Work instructions >>
Would you transcribe word for word every line from the one containing "OCR this image." to the end of the data, both ends included, and leave out the rest?

Recorded data >>

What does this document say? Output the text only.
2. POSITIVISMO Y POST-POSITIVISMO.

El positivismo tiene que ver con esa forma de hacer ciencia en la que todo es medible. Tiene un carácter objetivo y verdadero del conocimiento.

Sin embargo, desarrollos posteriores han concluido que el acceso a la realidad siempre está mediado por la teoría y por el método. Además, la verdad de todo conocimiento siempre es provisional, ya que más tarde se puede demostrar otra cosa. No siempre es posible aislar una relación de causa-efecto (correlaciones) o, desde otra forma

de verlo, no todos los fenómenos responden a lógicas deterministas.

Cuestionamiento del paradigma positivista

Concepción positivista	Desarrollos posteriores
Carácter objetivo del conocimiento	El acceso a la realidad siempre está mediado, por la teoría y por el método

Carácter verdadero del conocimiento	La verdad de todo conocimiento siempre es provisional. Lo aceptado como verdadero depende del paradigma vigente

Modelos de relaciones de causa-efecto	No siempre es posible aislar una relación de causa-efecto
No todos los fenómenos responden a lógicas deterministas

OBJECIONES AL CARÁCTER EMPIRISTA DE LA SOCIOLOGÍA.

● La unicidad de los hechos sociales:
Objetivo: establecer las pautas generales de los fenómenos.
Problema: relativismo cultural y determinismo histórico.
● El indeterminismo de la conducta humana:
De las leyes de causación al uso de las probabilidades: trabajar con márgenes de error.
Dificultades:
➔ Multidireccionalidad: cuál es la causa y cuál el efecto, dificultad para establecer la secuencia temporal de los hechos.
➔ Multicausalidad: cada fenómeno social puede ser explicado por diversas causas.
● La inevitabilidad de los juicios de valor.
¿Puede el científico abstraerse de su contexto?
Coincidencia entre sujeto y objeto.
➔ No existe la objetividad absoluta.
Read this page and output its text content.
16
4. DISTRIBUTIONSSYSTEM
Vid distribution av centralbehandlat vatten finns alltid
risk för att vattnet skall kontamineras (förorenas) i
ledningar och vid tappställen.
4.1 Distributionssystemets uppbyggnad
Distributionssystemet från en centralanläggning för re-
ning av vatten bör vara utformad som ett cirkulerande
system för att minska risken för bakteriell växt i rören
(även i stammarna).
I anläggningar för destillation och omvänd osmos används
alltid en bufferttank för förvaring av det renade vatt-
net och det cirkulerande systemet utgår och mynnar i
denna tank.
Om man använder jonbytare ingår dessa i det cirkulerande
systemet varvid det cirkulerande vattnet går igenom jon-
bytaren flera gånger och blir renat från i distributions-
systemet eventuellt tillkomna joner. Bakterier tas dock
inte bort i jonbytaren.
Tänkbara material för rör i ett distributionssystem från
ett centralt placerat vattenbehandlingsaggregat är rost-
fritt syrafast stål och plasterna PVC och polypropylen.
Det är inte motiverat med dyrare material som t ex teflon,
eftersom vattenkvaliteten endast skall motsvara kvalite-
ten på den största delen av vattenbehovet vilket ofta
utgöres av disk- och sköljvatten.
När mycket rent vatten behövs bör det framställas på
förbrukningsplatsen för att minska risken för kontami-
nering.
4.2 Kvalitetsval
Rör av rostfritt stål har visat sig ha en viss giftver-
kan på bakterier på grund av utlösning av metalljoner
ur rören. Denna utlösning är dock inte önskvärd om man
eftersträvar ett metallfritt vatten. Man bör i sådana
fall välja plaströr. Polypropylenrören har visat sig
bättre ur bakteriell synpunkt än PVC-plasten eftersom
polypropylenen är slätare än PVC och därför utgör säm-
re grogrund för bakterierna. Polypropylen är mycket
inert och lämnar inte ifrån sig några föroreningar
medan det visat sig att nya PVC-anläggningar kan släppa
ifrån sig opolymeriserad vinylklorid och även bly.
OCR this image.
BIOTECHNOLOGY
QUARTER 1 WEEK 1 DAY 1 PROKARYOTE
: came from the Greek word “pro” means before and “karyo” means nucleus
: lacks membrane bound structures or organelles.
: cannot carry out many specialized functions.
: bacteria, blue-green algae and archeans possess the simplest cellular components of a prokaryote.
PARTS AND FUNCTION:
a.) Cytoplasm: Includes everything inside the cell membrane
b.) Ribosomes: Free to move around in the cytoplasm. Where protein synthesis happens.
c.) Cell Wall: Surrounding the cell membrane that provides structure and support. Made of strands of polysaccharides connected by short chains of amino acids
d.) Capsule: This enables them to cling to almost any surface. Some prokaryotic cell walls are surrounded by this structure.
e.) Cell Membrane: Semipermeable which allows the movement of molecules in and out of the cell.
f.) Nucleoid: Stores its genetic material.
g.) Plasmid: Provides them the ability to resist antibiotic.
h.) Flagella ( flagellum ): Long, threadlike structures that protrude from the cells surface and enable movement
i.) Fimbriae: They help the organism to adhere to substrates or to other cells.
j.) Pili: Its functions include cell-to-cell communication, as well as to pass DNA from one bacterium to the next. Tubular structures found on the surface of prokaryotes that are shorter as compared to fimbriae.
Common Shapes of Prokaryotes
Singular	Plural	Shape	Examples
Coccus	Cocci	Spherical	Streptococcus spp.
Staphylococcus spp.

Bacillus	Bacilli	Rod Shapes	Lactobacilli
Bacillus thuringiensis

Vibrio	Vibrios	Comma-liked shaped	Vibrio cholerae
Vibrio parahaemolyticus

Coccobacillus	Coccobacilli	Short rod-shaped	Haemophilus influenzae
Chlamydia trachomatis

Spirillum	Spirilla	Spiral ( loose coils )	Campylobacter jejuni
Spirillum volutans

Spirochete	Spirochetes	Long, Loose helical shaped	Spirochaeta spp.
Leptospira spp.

Response to this exercise >>
OCR this image.
BIOTECHNOLOGY
QUARTER 1 WEEK 1 DAY 1 PROKARYOTE
: came from the Greek word “pro” means before and “karyo” means nucleus
: lacks membrane bound structures or organelles.
: cannot carry out many specialized functions.
: bacteria, blue-green algae and archeans possess the simplest cellular components of a prokaryote.
PARTS AND FUNCTION:
a.) Cytoplasm: Includes everything inside the cell membrane
b.) Ribosomes: Free to move around in the cytoplasm. Where protein synthesis happens.
c.) Cell Wall: Surrounding the cell membrane that provides structure and support. Made of strands of polysaccharides connected by short chains of amino acids
d.) Capsule: This enables them to cling to almost any surface. Some prokaryotic cell walls are surrounded by this structure.
e.) Cell Membrane: Semipermeable which allows the movement of molecules in and out of the cell.
f.) Nucleoid: Stores its genetic material.
g.) Plasmid: Provides them the ability to resist antibiotic.
h.) Flagella ( flagellum ): Long, threadlike structures that protrude from the cells surface and enable movement
i.) Fimbriae: They help the organism to adhere to substrates or to other cells.
j.) Pili: Its functions include cell-to-cell communication, as well as to pass DNA from one bacterium to the next. Tubular structures found on the surface of prokaryotes that are shorter as compared to fimbriae.
Common Shapes of Prokaryotes
Singular	Plural	Shape	Examples
Coccus	Cocci	Spherical	Streptococcus spp.
Staphylococcus spp.

Bacillus	Bacilli	Rod Shapes	Lactobacilli
Bacillus thuringiensis

Vibrio	Vibrios	Comma-liked shaped	Vibrio cholerae
Vibrio parahaemolyticus

Coccobacillus	Coccobacilli	Short rod-shaped	Haemophilus influenzae
Chlamydia trachomatis

Spirillum	Spirilla	Spiral ( loose coils )	Campylobacter jejuni
Spirillum volutans

Spirochete	Spirochetes	Long, Loose helical shaped	Spirochaeta spp.
Leptospira spp.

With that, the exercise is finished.